### To do
For the entries below, how many lines include the word "Medel"? Give the figure and nothing more.

### Stored items

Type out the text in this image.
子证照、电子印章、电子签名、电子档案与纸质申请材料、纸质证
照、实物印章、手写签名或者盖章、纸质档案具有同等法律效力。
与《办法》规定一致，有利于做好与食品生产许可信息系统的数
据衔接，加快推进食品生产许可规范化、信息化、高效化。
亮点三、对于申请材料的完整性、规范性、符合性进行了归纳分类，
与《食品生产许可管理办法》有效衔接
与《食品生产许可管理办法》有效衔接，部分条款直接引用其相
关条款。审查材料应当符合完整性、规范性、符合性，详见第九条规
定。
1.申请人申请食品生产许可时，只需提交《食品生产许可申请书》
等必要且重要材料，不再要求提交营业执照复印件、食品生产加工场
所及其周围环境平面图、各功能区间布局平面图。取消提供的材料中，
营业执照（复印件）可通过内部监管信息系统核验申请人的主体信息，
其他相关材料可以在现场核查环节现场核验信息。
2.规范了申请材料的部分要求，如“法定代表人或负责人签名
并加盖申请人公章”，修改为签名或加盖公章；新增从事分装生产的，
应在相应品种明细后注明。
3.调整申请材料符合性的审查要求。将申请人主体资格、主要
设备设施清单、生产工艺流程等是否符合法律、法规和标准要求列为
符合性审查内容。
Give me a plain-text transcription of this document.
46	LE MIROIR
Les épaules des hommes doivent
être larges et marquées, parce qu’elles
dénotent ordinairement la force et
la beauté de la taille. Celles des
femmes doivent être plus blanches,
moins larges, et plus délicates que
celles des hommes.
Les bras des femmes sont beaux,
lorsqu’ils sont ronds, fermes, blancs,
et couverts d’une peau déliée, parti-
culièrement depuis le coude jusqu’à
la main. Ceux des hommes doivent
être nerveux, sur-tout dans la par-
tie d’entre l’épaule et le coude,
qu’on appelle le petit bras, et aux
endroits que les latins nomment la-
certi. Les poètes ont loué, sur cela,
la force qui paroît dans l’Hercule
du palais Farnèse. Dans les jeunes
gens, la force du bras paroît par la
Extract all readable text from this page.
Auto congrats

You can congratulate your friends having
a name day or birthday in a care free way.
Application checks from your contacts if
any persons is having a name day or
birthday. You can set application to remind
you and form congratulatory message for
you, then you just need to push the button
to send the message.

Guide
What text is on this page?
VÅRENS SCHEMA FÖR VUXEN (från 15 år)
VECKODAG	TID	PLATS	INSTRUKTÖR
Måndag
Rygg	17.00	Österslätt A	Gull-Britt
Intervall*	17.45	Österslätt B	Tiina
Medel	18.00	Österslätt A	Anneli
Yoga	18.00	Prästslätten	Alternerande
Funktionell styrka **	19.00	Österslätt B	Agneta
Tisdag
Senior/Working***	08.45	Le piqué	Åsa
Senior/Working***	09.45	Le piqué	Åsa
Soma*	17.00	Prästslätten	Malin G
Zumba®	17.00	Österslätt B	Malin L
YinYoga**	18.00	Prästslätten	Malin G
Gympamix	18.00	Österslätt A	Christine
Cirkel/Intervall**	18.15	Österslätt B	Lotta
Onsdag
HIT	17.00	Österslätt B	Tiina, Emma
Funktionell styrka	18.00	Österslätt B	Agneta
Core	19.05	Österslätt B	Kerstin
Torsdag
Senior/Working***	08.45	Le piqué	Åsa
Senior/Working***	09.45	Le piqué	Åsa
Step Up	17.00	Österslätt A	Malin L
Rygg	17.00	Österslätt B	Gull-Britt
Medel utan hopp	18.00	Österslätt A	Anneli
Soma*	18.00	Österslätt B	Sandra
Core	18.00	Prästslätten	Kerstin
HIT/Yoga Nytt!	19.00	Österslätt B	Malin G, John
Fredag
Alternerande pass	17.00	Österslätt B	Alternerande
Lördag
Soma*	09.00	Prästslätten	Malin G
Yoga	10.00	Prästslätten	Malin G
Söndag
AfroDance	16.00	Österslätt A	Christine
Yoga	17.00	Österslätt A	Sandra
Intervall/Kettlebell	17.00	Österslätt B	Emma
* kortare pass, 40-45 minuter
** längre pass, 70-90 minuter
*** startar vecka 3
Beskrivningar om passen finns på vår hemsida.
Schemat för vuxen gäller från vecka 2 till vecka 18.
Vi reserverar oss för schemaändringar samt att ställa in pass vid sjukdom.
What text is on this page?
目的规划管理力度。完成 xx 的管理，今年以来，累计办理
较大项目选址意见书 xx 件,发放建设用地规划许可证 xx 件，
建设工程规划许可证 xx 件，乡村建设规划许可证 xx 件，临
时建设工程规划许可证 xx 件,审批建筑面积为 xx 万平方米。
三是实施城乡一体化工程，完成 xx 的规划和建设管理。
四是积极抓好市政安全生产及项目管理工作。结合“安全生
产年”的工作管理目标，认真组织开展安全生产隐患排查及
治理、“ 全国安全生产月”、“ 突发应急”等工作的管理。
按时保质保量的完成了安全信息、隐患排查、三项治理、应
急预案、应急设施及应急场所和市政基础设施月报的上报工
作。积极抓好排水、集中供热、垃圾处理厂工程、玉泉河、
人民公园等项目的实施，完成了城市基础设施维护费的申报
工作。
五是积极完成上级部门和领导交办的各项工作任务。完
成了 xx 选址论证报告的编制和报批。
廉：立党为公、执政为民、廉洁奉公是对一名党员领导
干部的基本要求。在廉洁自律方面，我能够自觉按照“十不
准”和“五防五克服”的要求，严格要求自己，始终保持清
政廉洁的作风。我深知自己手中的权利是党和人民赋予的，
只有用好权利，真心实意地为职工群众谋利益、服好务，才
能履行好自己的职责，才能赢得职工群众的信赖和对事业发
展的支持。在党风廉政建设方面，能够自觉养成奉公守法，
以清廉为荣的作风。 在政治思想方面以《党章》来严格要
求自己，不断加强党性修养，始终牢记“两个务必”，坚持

### Exercise result
2